Check each line of the entries below for the string "OneDimensionalArray"; copy every line where it appears.

-- start of Information given --

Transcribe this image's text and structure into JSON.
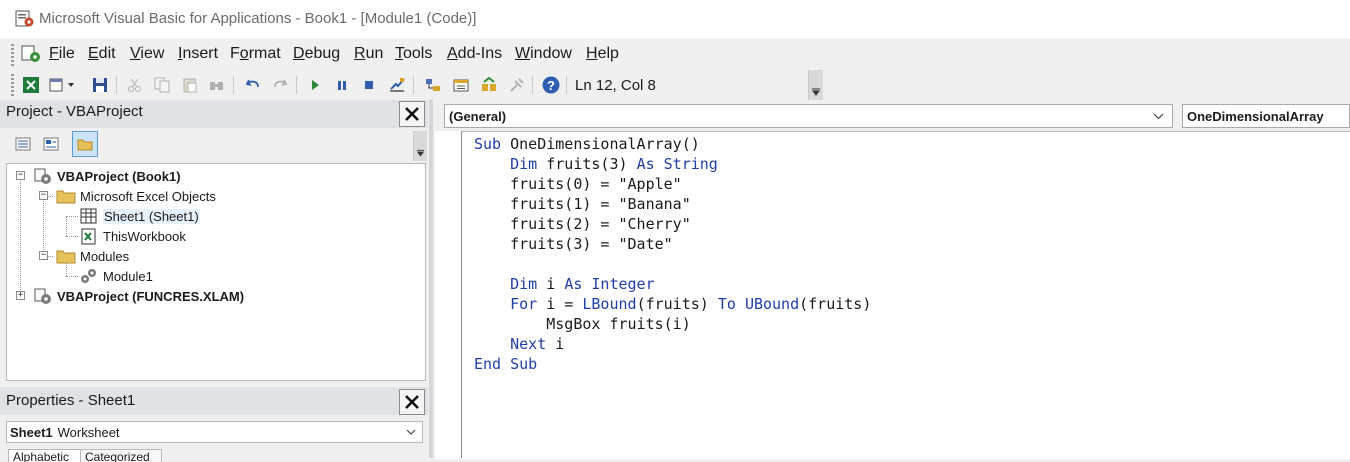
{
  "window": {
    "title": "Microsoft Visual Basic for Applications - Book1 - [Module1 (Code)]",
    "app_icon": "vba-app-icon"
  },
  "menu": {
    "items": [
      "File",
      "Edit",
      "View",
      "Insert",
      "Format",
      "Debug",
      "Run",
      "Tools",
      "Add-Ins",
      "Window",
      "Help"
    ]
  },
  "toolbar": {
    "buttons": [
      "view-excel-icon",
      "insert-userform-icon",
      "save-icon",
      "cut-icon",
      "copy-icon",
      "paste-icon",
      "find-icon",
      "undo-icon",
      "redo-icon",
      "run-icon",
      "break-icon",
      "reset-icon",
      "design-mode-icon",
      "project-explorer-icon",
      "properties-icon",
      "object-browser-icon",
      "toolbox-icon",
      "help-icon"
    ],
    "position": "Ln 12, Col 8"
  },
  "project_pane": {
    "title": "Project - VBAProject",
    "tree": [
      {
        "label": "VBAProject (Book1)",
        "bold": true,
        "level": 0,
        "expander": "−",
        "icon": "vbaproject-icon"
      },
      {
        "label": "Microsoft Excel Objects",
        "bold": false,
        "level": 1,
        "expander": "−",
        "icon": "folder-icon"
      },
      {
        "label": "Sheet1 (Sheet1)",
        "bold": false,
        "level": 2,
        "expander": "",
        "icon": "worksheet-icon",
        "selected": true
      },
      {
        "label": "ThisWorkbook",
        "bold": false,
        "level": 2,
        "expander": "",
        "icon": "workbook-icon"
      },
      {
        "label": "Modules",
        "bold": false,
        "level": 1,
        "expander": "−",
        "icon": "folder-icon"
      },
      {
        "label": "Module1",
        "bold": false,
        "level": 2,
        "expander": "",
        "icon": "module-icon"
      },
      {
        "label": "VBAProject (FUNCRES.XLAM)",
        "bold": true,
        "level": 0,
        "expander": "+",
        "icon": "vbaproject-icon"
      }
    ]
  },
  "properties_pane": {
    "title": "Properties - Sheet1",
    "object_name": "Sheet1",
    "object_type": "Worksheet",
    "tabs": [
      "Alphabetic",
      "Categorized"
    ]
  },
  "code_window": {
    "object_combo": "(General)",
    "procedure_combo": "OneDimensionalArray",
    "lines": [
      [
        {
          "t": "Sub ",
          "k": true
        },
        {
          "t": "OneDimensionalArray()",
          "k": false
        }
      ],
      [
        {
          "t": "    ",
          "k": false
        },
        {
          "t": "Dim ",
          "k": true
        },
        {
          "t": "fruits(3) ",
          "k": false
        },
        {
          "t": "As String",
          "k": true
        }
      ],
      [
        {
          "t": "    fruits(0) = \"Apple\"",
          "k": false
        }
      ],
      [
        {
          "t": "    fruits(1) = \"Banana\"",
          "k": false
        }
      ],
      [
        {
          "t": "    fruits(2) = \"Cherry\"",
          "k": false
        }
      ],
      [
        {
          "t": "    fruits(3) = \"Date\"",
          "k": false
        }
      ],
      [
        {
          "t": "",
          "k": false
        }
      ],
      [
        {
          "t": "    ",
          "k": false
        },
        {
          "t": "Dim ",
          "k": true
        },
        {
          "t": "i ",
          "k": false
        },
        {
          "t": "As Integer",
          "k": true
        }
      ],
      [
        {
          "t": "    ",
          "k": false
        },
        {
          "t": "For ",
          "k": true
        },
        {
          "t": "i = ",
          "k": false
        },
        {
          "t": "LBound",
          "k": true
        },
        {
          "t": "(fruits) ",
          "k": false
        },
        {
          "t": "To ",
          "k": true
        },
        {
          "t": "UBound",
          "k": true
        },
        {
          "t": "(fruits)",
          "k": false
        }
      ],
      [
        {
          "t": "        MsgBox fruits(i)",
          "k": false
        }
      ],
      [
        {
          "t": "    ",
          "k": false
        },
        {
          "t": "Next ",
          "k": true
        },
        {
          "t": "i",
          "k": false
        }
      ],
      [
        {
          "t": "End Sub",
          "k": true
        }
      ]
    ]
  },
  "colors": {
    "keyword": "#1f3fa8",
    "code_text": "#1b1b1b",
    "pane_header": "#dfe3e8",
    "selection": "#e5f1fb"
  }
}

-- end of Information given --
-- start of Information given --

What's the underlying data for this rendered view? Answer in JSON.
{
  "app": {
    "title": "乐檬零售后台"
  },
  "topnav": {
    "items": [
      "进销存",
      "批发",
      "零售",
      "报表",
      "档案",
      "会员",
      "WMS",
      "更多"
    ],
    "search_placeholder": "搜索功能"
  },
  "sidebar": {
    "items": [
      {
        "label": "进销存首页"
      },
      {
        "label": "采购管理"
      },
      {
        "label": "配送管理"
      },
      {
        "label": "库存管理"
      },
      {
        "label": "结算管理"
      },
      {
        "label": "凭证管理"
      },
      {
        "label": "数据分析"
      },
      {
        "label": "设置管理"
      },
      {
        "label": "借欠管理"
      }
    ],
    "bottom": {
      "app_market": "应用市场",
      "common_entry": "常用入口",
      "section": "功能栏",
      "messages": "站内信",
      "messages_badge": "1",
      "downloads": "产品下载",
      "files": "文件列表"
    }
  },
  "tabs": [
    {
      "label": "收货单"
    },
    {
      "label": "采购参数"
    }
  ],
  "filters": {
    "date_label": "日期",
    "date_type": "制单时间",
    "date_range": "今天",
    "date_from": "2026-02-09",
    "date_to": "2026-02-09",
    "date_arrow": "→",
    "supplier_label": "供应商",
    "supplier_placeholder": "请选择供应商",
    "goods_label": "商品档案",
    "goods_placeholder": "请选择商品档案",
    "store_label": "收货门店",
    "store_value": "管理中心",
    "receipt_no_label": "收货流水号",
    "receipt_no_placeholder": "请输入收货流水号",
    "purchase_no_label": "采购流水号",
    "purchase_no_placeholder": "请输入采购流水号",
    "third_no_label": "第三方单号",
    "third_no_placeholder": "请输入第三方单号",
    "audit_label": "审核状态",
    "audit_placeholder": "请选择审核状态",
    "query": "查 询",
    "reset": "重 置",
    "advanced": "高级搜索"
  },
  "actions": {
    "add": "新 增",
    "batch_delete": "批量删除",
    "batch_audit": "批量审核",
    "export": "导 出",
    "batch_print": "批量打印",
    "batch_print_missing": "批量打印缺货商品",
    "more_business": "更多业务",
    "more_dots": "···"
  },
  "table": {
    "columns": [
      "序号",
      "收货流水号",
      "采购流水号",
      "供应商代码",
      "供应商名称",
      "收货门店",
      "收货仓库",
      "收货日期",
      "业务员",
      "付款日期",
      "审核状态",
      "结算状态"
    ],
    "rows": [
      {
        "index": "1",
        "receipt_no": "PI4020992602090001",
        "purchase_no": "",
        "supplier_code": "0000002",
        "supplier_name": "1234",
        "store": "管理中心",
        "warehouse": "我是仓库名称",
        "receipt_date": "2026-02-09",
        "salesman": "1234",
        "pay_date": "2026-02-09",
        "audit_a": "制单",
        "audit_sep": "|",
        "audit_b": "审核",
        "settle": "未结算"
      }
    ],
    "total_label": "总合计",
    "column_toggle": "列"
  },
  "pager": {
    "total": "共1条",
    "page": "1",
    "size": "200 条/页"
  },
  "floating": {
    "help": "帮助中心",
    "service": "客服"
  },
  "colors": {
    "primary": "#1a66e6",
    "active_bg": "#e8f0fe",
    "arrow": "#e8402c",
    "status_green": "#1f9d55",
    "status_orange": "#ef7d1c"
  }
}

-- end of Information given --

▶ **Answer to this task**:
    "procedure_combo": "OneDimensionalArray",
          "t": "OneDimensionalArray()",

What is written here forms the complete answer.